Collected data entries
________________

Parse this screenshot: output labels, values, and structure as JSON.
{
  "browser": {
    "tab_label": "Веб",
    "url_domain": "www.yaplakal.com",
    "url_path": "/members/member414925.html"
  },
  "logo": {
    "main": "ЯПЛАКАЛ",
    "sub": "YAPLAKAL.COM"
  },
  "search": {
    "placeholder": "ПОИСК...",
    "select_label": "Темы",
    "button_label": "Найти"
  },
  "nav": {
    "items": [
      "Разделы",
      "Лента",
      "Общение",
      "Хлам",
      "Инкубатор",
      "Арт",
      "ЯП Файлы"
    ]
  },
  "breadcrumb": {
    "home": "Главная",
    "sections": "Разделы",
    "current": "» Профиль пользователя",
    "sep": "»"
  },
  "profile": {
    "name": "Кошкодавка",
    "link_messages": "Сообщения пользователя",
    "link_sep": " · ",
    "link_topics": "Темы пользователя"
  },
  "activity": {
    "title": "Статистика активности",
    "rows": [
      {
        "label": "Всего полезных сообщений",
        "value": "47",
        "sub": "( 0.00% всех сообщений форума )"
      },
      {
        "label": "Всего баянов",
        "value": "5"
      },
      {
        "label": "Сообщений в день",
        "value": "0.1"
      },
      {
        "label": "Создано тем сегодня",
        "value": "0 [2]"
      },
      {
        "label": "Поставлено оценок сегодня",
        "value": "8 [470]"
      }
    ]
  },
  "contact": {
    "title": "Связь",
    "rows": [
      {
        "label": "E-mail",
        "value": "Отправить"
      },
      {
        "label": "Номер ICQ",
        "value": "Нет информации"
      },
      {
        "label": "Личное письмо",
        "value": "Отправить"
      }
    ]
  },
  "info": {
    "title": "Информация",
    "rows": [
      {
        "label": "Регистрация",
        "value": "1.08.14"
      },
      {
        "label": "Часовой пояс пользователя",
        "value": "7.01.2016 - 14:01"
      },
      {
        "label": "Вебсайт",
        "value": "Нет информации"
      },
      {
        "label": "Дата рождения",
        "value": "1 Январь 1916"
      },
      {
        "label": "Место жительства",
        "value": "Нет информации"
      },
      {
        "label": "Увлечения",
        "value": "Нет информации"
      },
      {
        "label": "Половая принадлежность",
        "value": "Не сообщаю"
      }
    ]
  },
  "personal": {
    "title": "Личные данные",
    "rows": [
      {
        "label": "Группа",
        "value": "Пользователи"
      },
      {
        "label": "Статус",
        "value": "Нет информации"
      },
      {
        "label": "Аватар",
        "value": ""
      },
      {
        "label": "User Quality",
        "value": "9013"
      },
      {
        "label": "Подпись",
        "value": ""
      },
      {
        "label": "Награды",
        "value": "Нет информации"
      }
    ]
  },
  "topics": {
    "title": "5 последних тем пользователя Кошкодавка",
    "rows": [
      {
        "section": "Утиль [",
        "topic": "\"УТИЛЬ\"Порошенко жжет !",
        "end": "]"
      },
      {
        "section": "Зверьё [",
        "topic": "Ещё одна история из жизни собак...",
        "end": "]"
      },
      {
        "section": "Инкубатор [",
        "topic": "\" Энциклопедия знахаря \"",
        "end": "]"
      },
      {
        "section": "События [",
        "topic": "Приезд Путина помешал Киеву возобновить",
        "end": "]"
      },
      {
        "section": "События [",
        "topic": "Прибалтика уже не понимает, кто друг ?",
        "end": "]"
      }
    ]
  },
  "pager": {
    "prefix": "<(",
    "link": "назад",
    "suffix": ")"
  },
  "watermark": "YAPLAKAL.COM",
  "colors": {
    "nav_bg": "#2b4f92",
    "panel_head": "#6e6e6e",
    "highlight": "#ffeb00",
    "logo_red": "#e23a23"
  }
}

________________

* _Task objective_
Filter the records above for lines containing the word "Темы", and copy those lines.

* _Task answer_
    "select_label": "Темы",
    "link_topics": "Темы пользователя"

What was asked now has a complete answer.